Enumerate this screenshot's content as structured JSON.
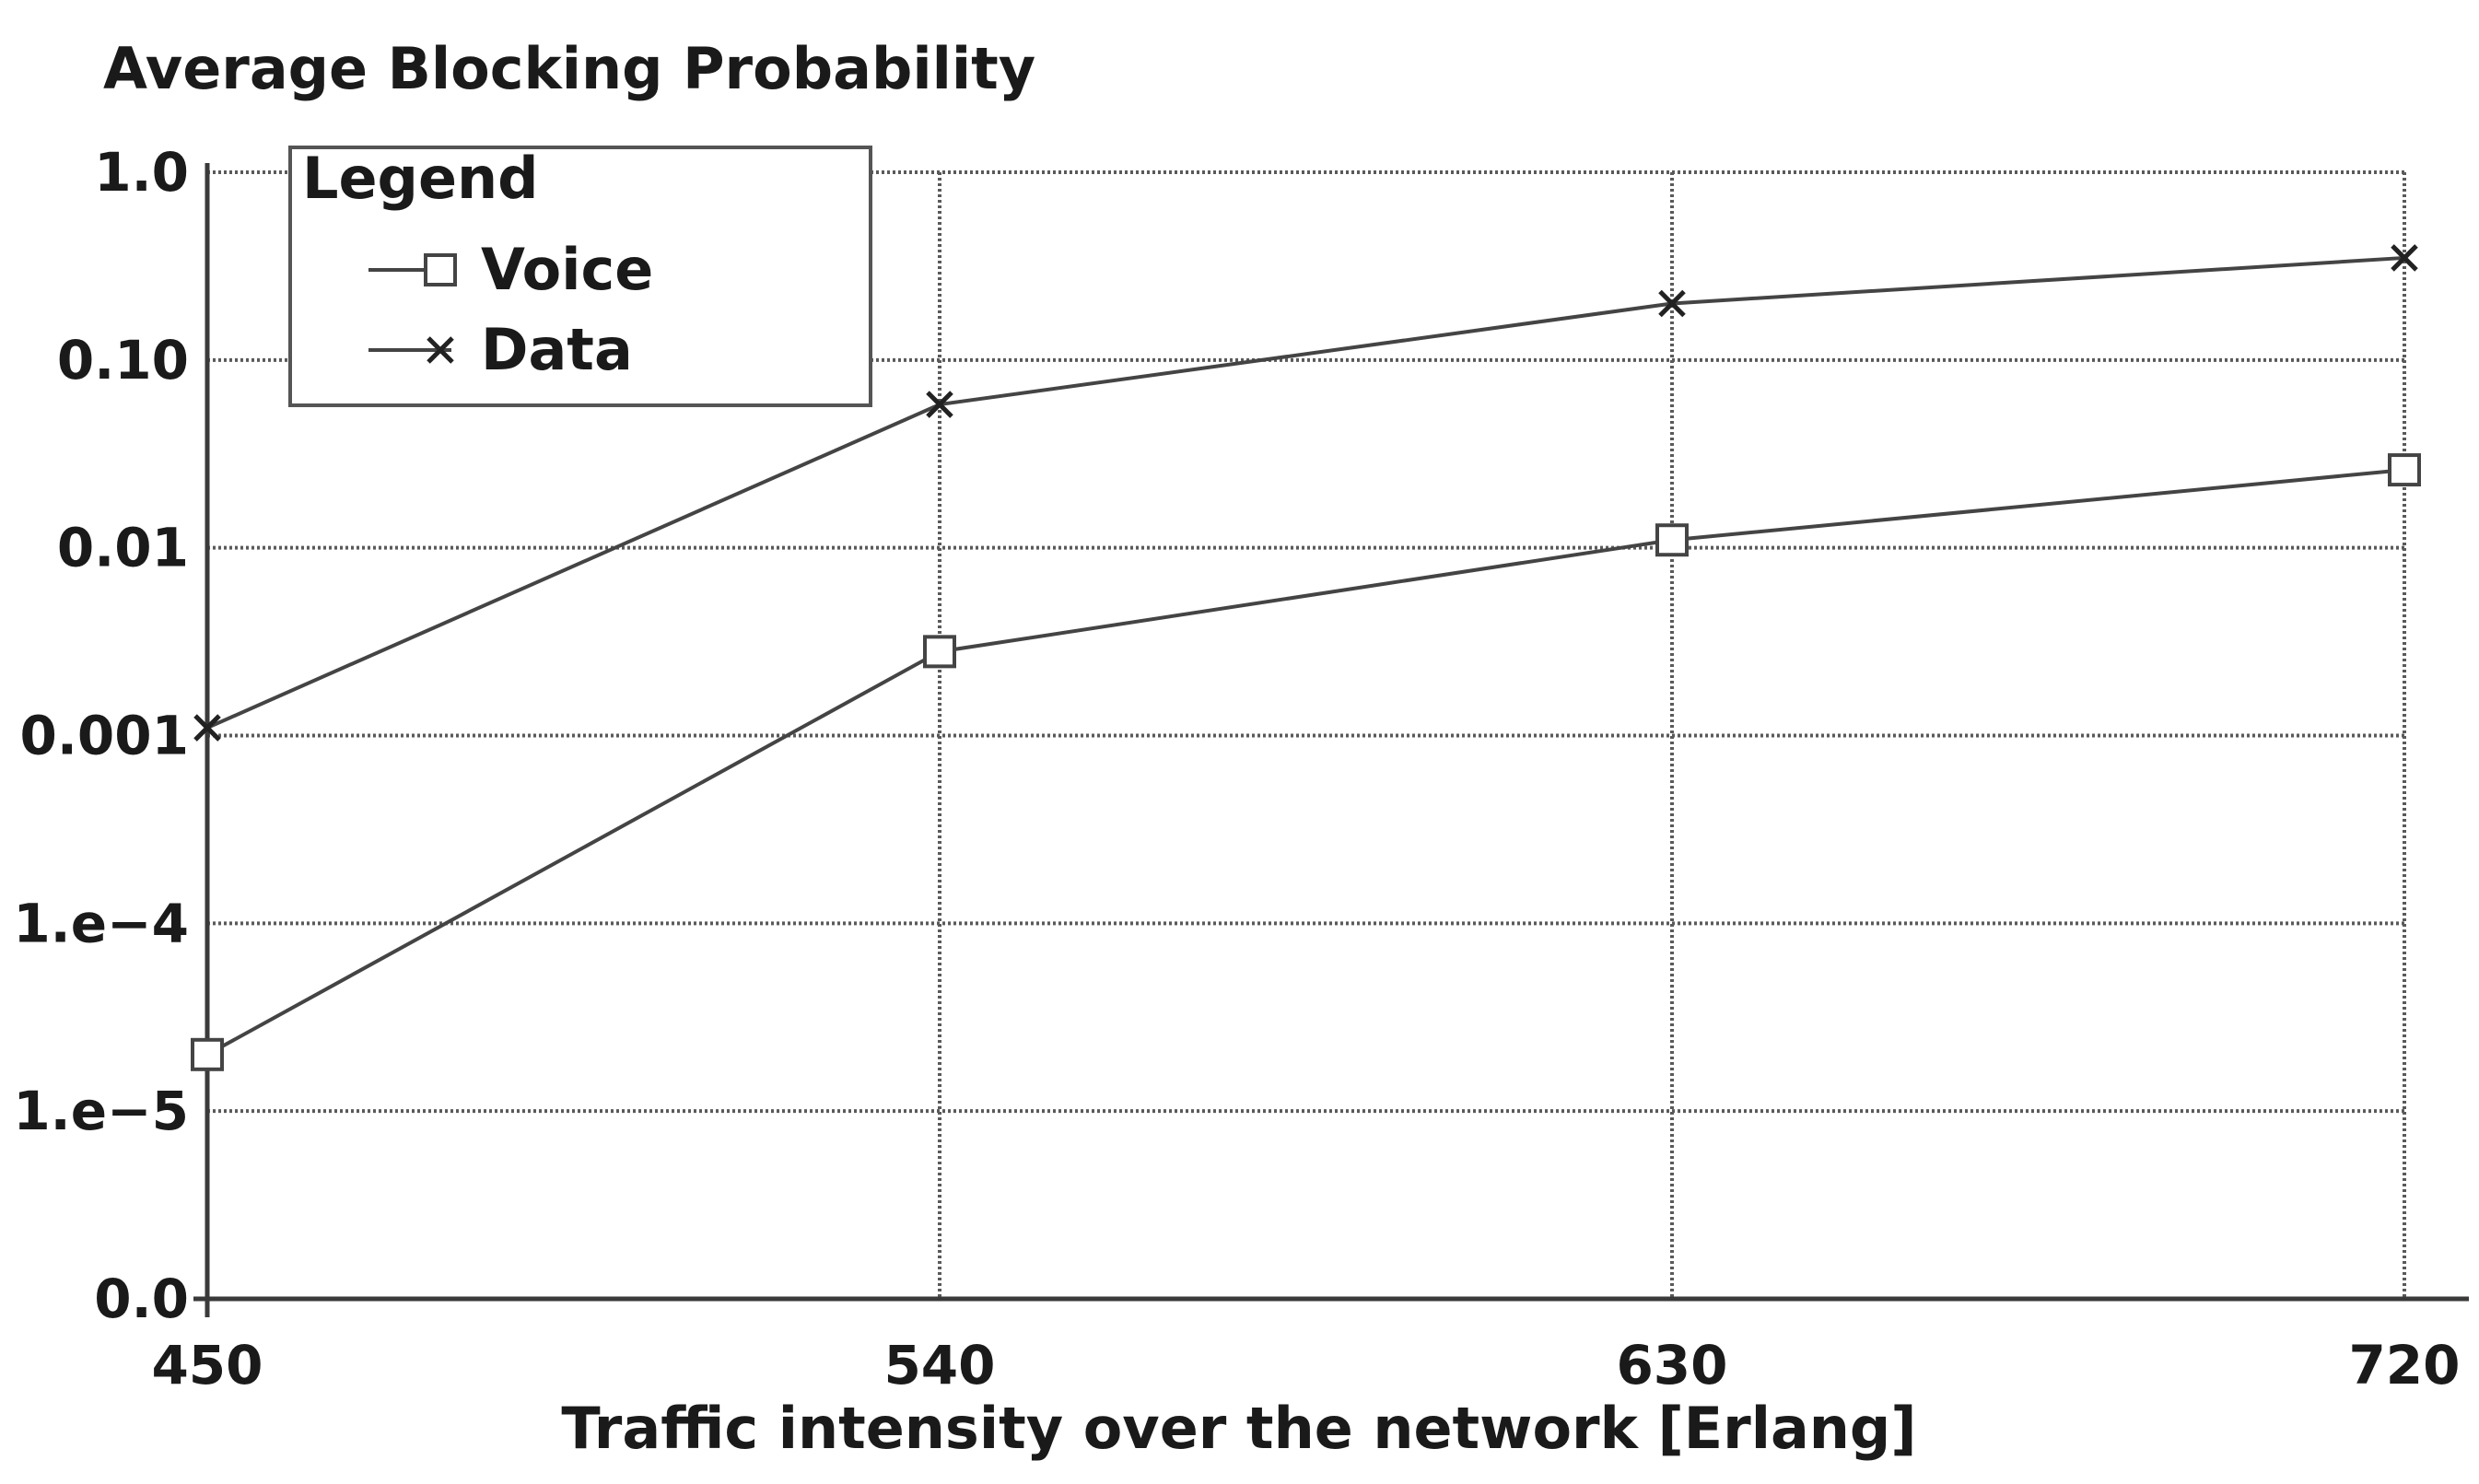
{
  "chart_data": {
    "type": "line",
    "title": "Average Blocking Probability",
    "xlabel": "Traffic intensity over the network [Erlang]",
    "ylabel": "",
    "x": [
      450,
      540,
      630,
      720
    ],
    "x_tick_labels": [
      "450",
      "540",
      "630",
      "720"
    ],
    "xlim": [
      450,
      720
    ],
    "y_scale": "log",
    "y_tick_labels": [
      "1.0",
      "0.10",
      "0.01",
      "0.001",
      "1.e−4",
      "1.e−5",
      "0.0"
    ],
    "y_tick_values": [
      1.0,
      0.1,
      0.01,
      0.001,
      0.0001,
      1e-05,
      1e-06
    ],
    "ylim": [
      1e-06,
      1.0
    ],
    "grid": true,
    "legend": {
      "title": "Legend",
      "placement": "top-left"
    },
    "series": [
      {
        "name": "Voice",
        "marker": "square",
        "values": [
          2e-05,
          0.0028,
          0.011,
          0.026
        ]
      },
      {
        "name": "Data",
        "marker": "x",
        "values": [
          0.0011,
          0.058,
          0.2,
          0.35
        ]
      }
    ]
  }
}
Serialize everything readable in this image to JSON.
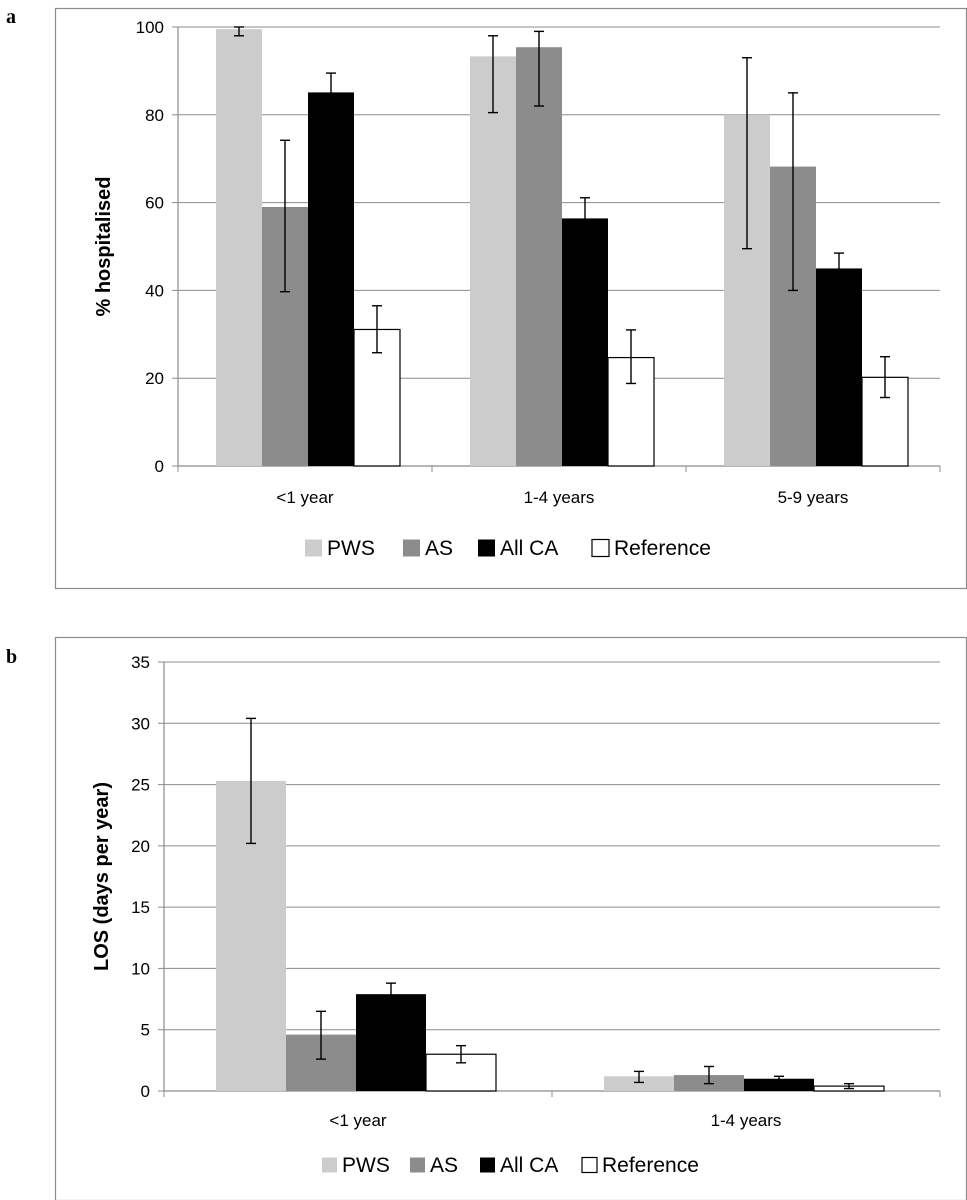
{
  "panel_a_label": "a",
  "panel_b_label": "b",
  "colors": {
    "PWS": "#cccccc",
    "AS": "#8c8c8c",
    "All CA": "#000000",
    "Reference": "#ffffff"
  },
  "chart_data": [
    {
      "type": "bar",
      "title": "",
      "xlabel": "",
      "ylabel": "% hospitalised",
      "categories": [
        "<1 year",
        "1-4 years",
        "5-9 years"
      ],
      "ylim": [
        0,
        100
      ],
      "yticks": [
        0,
        20,
        40,
        60,
        80,
        100
      ],
      "ytick_labels": [
        "0",
        "20",
        "40",
        "60",
        "80",
        "100"
      ],
      "legend": [
        "PWS",
        "AS",
        "All CA",
        "Reference"
      ],
      "grid": true,
      "series": [
        {
          "name": "PWS",
          "values": [
            99.5,
            93.3,
            80.0
          ],
          "err_low": [
            98.0,
            80.5,
            49.5
          ],
          "err_high": [
            100.0,
            98.0,
            93.0
          ]
        },
        {
          "name": "AS",
          "values": [
            59.0,
            95.4,
            68.2
          ],
          "err_low": [
            39.7,
            82.0,
            40.0
          ],
          "err_high": [
            74.2,
            99.0,
            85.0
          ]
        },
        {
          "name": "All CA",
          "values": [
            85.1,
            56.4,
            45.0
          ],
          "err_low": [
            80.7,
            51.8,
            41.5
          ],
          "err_high": [
            89.5,
            61.1,
            48.5
          ]
        },
        {
          "name": "Reference",
          "values": [
            31.1,
            24.7,
            20.2
          ],
          "err_low": [
            25.8,
            18.8,
            15.6
          ],
          "err_high": [
            36.5,
            31.0,
            24.9
          ]
        }
      ]
    },
    {
      "type": "bar",
      "title": "",
      "xlabel": "",
      "ylabel": "LOS (days per year)",
      "categories": [
        "<1 year",
        "1-4 years"
      ],
      "ylim": [
        0,
        35
      ],
      "yticks": [
        0,
        5,
        10,
        15,
        20,
        25,
        30,
        35
      ],
      "ytick_labels": [
        "0",
        "5",
        "10",
        "15",
        "20",
        "25",
        "30",
        "35"
      ],
      "legend": [
        "PWS",
        "AS",
        "All CA",
        "Reference"
      ],
      "grid": true,
      "series": [
        {
          "name": "PWS",
          "values": [
            25.3,
            1.2
          ],
          "err_low": [
            20.2,
            0.7
          ],
          "err_high": [
            30.4,
            1.6
          ]
        },
        {
          "name": "AS",
          "values": [
            4.6,
            1.3
          ],
          "err_low": [
            2.6,
            0.6
          ],
          "err_high": [
            6.5,
            2.0
          ]
        },
        {
          "name": "All CA",
          "values": [
            7.9,
            1.0
          ],
          "err_low": [
            6.9,
            0.8
          ],
          "err_high": [
            8.8,
            1.2
          ]
        },
        {
          "name": "Reference",
          "values": [
            3.0,
            0.4
          ],
          "err_low": [
            2.3,
            0.2
          ],
          "err_high": [
            3.7,
            0.6
          ]
        }
      ]
    }
  ]
}
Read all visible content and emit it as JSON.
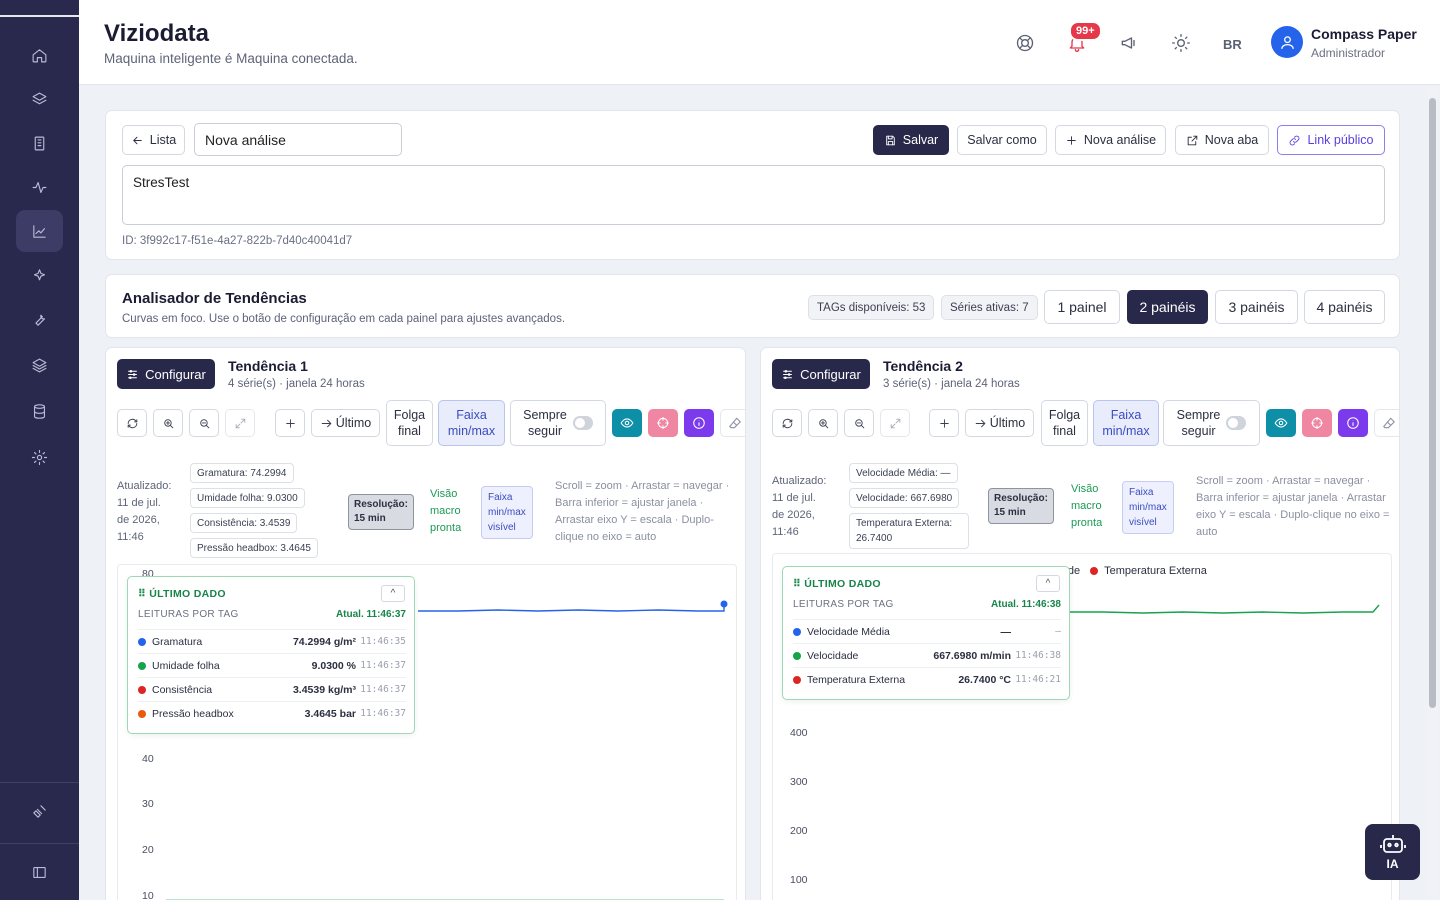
{
  "app": {
    "title": "Viziodata",
    "subtitle": "Maquina inteligente é Maquina conectada."
  },
  "header": {
    "notif_badge": "99+",
    "lang": "BR",
    "user_name": "Compass Paper",
    "user_role": "Administrador"
  },
  "sidebar": {
    "items": [
      "home",
      "layers",
      "building",
      "activity",
      "chart",
      "sparkles",
      "wrench",
      "layers-2",
      "database",
      "settings"
    ],
    "active": "chart"
  },
  "toolbar": {
    "back_label": "Lista",
    "analysis_name": "Nova análise",
    "save_label": "Salvar",
    "save_as_label": "Salvar como",
    "new_analysis_label": "Nova análise",
    "new_tab_label": "Nova aba",
    "public_link_label": "Link público"
  },
  "analysis": {
    "description": "StresTest",
    "id_text": "ID: 3f992c17-f51e-4a27-822b-7d40c40041d7"
  },
  "trend": {
    "title": "Analisador de Tendências",
    "subtitle": "Curvas em foco. Use o botão de configuração em cada painel para ajustes avançados.",
    "tags_available": "TAGs disponíveis: 53",
    "active_series": "Séries ativas: 7",
    "panel_options": [
      "1 painel",
      "2 painéis",
      "3 painéis",
      "4 painéis"
    ],
    "selected": "2 painéis"
  },
  "common": {
    "configure": "Configurar",
    "last": "Último",
    "slack_1": "Folga",
    "slack_2": "final",
    "band_1": "Faixa",
    "band_2": "min/max",
    "follow_1": "Sempre",
    "follow_2": "seguir",
    "updated_label": "Atualizado:",
    "updated_lines": [
      "11 de jul.",
      "de 2026,",
      "11:46"
    ],
    "res_label": "Resolução:",
    "res_value": "15 min",
    "macro_lines": [
      "Visão",
      "macro",
      "pronta"
    ],
    "faixa_lines": [
      "Faixa",
      "min/max",
      "visível"
    ],
    "last_data": "ÚLTIMO DADO",
    "readings": "LEITURAS POR TAG",
    "collapse": "^",
    "ia": "IA"
  },
  "panel1": {
    "title": "Tendência 1",
    "subtitle": "4 série(s) · janela 24 horas",
    "chips": [
      "Gramatura: 74.2994",
      "Umidade folha: 9.0300",
      "Consistência: 3.4539",
      "Pressão headbox: 3.4645"
    ],
    "hint": [
      "Scroll = zoom · Arrastar = navegar ·",
      "Barra inferior = ajustar janela ·",
      "Arrastar eixo Y = escala · Duplo-",
      "clique no eixo = auto"
    ],
    "y_ticks": [
      "80",
      "40",
      "30",
      "20",
      "10"
    ],
    "updated_at": "Atual. 11:46:37",
    "rows": [
      {
        "name": "Gramatura",
        "value": "74.2994 g/m²",
        "time": "11:46:35",
        "color": "#2563eb"
      },
      {
        "name": "Umidade folha",
        "value": "9.0300 %",
        "time": "11:46:37",
        "color": "#16a34a"
      },
      {
        "name": "Consistência",
        "value": "3.4539 kg/m³",
        "time": "11:46:37",
        "color": "#dc2626"
      },
      {
        "name": "Pressão headbox",
        "value": "3.4645 bar",
        "time": "11:46:37",
        "color": "#ea580c"
      }
    ]
  },
  "panel2": {
    "title": "Tendência 2",
    "subtitle": "3 série(s) · janela 24 horas",
    "chips": [
      "Velocidade Média: —",
      "Velocidade: 667.6980",
      "Temperatura Externa:",
      "26.7400"
    ],
    "hint": [
      "Scroll = zoom · Arrastar = navegar ·",
      "Barra inferior = ajustar janela · Arrastar",
      "eixo Y = escala · Duplo-clique no eixo =",
      "auto"
    ],
    "y_ticks": [
      "400",
      "300",
      "200",
      "100"
    ],
    "legend": [
      "elocidade",
      "Temperatura Externa"
    ],
    "updated_at": "Atual. 11:46:38",
    "rows": [
      {
        "name": "Velocidade Média",
        "value": "—",
        "time": "–",
        "color": "#2563eb"
      },
      {
        "name": "Velocidade",
        "value": "667.6980 m/min",
        "time": "11:46:38",
        "color": "#16a34a"
      },
      {
        "name": "Temperatura Externa",
        "value": "26.7400 °C",
        "time": "11:46:21",
        "color": "#dc2626"
      }
    ]
  }
}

———

* **What this task involves**
Return, from the data, each line that has the word "Salvar" in it.

* **Solved problem**
    "save_label": "Salvar",
    "save_as_label": "Salvar como",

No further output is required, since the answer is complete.